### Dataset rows
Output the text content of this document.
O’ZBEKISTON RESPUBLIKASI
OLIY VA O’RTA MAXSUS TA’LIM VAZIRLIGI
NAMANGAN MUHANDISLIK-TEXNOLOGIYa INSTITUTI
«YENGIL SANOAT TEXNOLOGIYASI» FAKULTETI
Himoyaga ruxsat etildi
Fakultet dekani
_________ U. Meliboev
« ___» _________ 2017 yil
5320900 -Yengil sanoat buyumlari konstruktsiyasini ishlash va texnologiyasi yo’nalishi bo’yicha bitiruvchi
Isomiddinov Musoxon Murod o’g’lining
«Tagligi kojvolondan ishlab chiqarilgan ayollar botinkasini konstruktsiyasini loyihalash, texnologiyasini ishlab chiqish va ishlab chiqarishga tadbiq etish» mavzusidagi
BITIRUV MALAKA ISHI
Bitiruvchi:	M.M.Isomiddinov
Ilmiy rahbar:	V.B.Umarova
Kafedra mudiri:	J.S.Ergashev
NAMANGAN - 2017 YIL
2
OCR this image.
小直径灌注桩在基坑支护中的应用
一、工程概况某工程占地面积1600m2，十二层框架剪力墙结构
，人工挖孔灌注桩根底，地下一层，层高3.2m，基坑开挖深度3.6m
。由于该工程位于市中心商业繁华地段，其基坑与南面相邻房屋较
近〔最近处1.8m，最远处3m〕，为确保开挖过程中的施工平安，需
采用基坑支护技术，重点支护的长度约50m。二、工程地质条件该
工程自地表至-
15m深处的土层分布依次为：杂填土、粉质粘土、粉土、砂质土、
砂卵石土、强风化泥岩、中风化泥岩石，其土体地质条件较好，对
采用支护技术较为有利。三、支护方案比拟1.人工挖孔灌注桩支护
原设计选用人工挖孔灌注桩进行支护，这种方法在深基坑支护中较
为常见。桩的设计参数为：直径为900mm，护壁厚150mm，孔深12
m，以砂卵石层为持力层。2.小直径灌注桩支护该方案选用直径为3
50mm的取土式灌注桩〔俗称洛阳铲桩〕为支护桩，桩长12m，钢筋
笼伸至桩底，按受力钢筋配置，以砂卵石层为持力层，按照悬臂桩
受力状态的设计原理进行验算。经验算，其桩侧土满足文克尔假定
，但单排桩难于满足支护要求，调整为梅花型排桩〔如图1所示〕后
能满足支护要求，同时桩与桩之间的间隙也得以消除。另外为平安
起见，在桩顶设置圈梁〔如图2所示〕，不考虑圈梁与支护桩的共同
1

### Written problem
Scan the data above; copy every line where "NAMANGAN" appears.

### Result of the task
NAMANGAN MUHANDISLIK-TEXNOLOGIYa INSTITUTI
NAMANGAN - 2017 YIL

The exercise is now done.